_Brief_:
Copy out the entries word for word, leaving images aside.

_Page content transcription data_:
* * * * *

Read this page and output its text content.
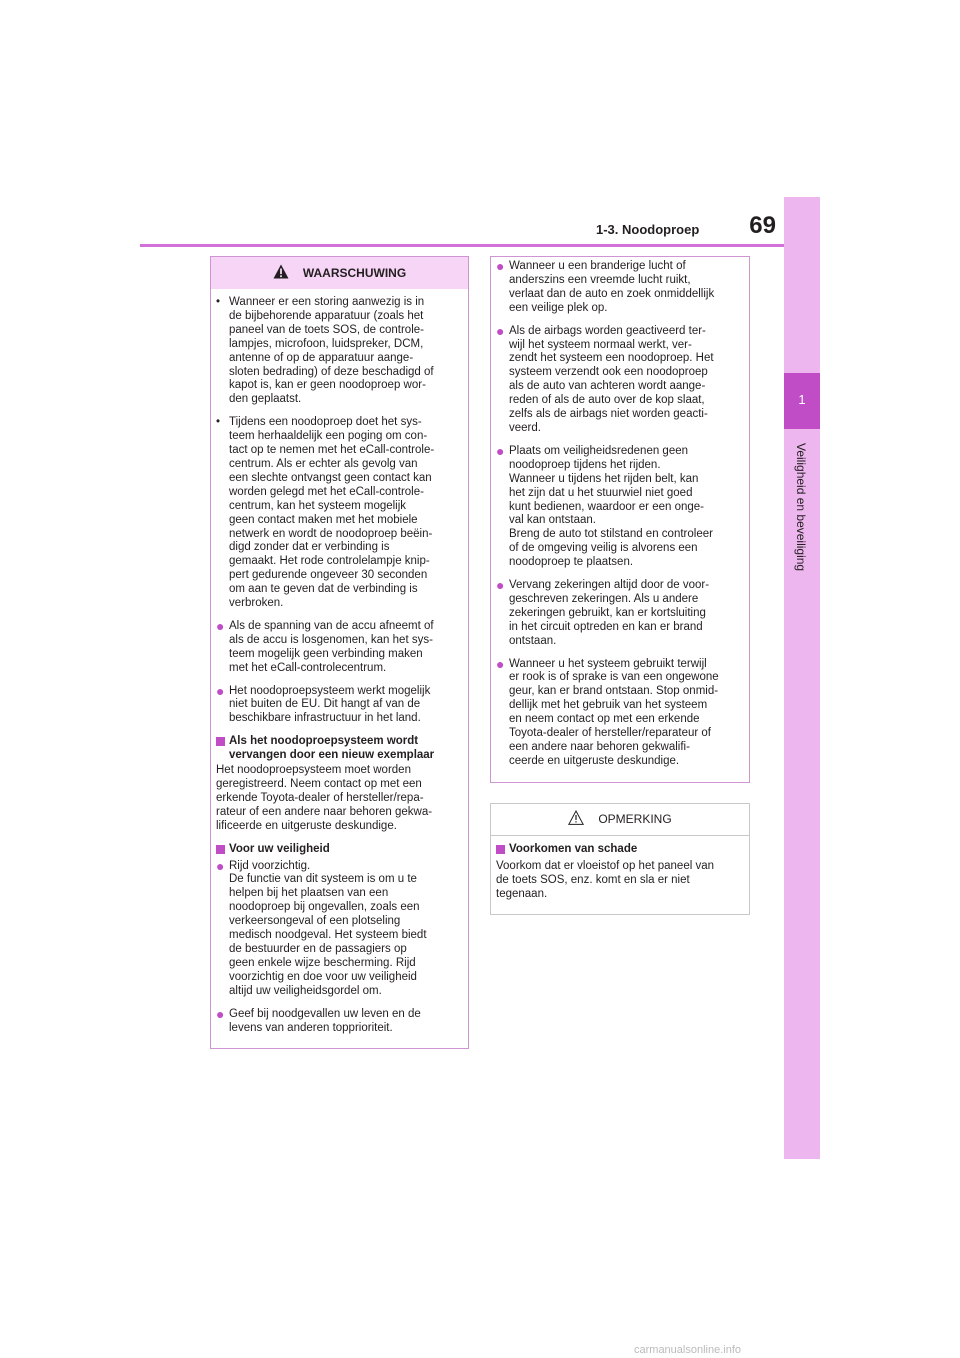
1-3. Noodoproep 69
1
Veiligheid en beveiliging
WAARSCHUWING
• Wanneer er een storing aanwezig is in
de bijbehorende apparatuur (zoals het
paneel van de toets SOS, de controle-
lampjes, microfoon, luidspreker, DCM,
antenne of op de apparatuur aange-
sloten bedrading) of deze beschadigd of
kapot is, kan er geen noodoproep wor-
den geplaatst.
• Tijdens een noodoproep doet het sys-
teem herhaaldelijk een poging om con-
tact op te nemen met het eCall-controle-
centrum. Als er echter als gevolg van
een slechte ontvangst geen contact kan
worden gelegd met het eCall-controle-
centrum, kan het systeem mogelijk
geen contact maken met het mobiele
netwerk en wordt de noodoproep beëin-
digd zonder dat er verbinding is
gemaakt. Het rode controlelampje knip-
pert gedurende ongeveer 30 seconden
om aan te geven dat de verbinding is
verbroken.
● Als de spanning van de accu afneemt of
als de accu is losgenomen, kan het sys-
teem mogelijk geen verbinding maken
met het eCall-controlecentrum.
● Het noodoproepsysteem werkt mogelijk
niet buiten de EU. Dit hangt af van de
beschikbare infrastructuur in het land.
Als het noodoproepsysteem wordt
vervangen door een nieuw exemplaar

Het noodoproepsysteem moet worden
geregistreerd. Neem contact op met een
erkende Toyota-dealer of hersteller/repa-
rateur of een andere naar behoren gekwa-
lificeerde en uitgeruste deskundige.

Voor uw veiligheid
● Rijd voorzichtig.
De functie van dit systeem is om u te
helpen bij het plaatsen van een
noodoproep bij ongevallen, zoals een
verkeersongeval of een plotseling
medisch noodgeval. Het systeem biedt
de bestuurder en de passagiers op
geen enkele wijze bescherming. Rijd
voorzichtig en doe voor uw veiligheid
altijd uw veiligheidsgordel om.
● Geef bij noodgevallen uw leven en de
levens van anderen topprioriteit.
● Wanneer u een branderige lucht of
anderszins een vreemde lucht ruikt,
verlaat dan de auto en zoek onmiddellijk
een veilige plek op.
● Als de airbags worden geactiveerd ter-
wijl het systeem normaal werkt, ver-
zendt het systeem een noodoproep. Het
systeem verzendt ook een noodoproep
als de auto van achteren wordt aange-
reden of als de auto over de kop slaat,
zelfs als de airbags niet worden geacti-
veerd.
● Plaats om veiligheidsredenen geen
noodoproep tijdens het rijden.
Wanneer u tijdens het rijden belt, kan
het zijn dat u het stuurwiel niet goed
kunt bedienen, waardoor er een onge-
val kan ontstaan.
Breng de auto tot stilstand en controleer
of de omgeving veilig is alvorens een
noodoproep te plaatsen.
● Vervang zekeringen altijd door de voor-
geschreven zekeringen. Als u andere
zekeringen gebruikt, kan er kortsluiting
in het circuit optreden en kan er brand
ontstaan.
● Wanneer u het systeem gebruikt terwijl
er rook is of sprake is van een ongewone
geur, kan er brand ontstaan. Stop onmid-
dellijk met het gebruik van het systeem
en neem contact op met een erkende
Toyota-dealer of hersteller/reparateur of
een andere naar behoren gekwalifi-
ceerde en uitgeruste deskundige.
OPMERKING
Voorkomen van schade

Voorkom dat er vloeistof op het paneel van
de toets SOS, enz. komt en sla er niet
tegenaan.

carmanualsonline.info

* * * * *

_Solution for this exercise_:
Read this page and output its text content.
1-3. Noodoproep 69
1
Veiligheid en beveiliging
WAARSCHUWING
• Wanneer er een storing aanwezig is in
de bijbehorende apparatuur (zoals het
paneel van de toets SOS, de controle-
lampjes, microfoon, luidspreker, DCM,
antenne of op de apparatuur aange-
sloten bedrading) of deze beschadigd of
kapot is, kan er geen noodoproep wor-
den geplaatst.
• Tijdens een noodoproep doet het sys-
teem herhaaldelijk een poging om con-
tact op te nemen met het eCall-controle-
centrum. Als er echter als gevolg van
een slechte ontvangst geen contact kan
worden gelegd met het eCall-controle-
centrum, kan het systeem mogelijk
geen contact maken met het mobiele
netwerk en wordt de noodoproep beëin-
digd zonder dat er verbinding is
gemaakt. Het rode controlelampje knip-
pert gedurende ongeveer 30 seconden
om aan te geven dat de verbinding is
verbroken.
● Als de spanning van de accu afneemt of
als de accu is losgenomen, kan het sys-
teem mogelijk geen verbinding maken
met het eCall-controlecentrum.
● Het noodoproepsysteem werkt mogelijk
niet buiten de EU. Dit hangt af van de
beschikbare infrastructuur in het land.
Als het noodoproepsysteem wordt
vervangen door een nieuw exemplaar

Het noodoproepsysteem moet worden
geregistreerd. Neem contact op met een
erkende Toyota-dealer of hersteller/repa-
rateur of een andere naar behoren gekwa-
lificeerde en uitgeruste deskundige.

Voor uw veiligheid
● Rijd voorzichtig.
De functie van dit systeem is om u te
helpen bij het plaatsen van een
noodoproep bij ongevallen, zoals een
verkeersongeval of een plotseling
medisch noodgeval. Het systeem biedt
de bestuurder en de passagiers op
geen enkele wijze bescherming. Rijd
voorzichtig en doe voor uw veiligheid
altijd uw veiligheidsgordel om.
● Geef bij noodgevallen uw leven en de
levens van anderen topprioriteit.
● Wanneer u een branderige lucht of
anderszins een vreemde lucht ruikt,
verlaat dan de auto en zoek onmiddellijk
een veilige plek op.
● Als de airbags worden geactiveerd ter-
wijl het systeem normaal werkt, ver-
zendt het systeem een noodoproep. Het
systeem verzendt ook een noodoproep
als de auto van achteren wordt aange-
reden of als de auto over de kop slaat,
zelfs als de airbags niet worden geacti-
veerd.
● Plaats om veiligheidsredenen geen
noodoproep tijdens het rijden.
Wanneer u tijdens het rijden belt, kan
het zijn dat u het stuurwiel niet goed
kunt bedienen, waardoor er een onge-
val kan ontstaan.
Breng de auto tot stilstand en controleer
of de omgeving veilig is alvorens een
noodoproep te plaatsen.
● Vervang zekeringen altijd door de voor-
geschreven zekeringen. Als u andere
zekeringen gebruikt, kan er kortsluiting
in het circuit optreden en kan er brand
ontstaan.
● Wanneer u het systeem gebruikt terwijl
er rook is of sprake is van een ongewone
geur, kan er brand ontstaan. Stop onmid-
dellijk met het gebruik van het systeem
en neem contact op met een erkende
Toyota-dealer of hersteller/reparateur of
een andere naar behoren gekwalifi-
ceerde en uitgeruste deskundige.
OPMERKING
Voorkomen van schade

Voorkom dat er vloeistof op het paneel van
de toets SOS, enz. komt en sla er niet
tegenaan.

carmanualsonline.info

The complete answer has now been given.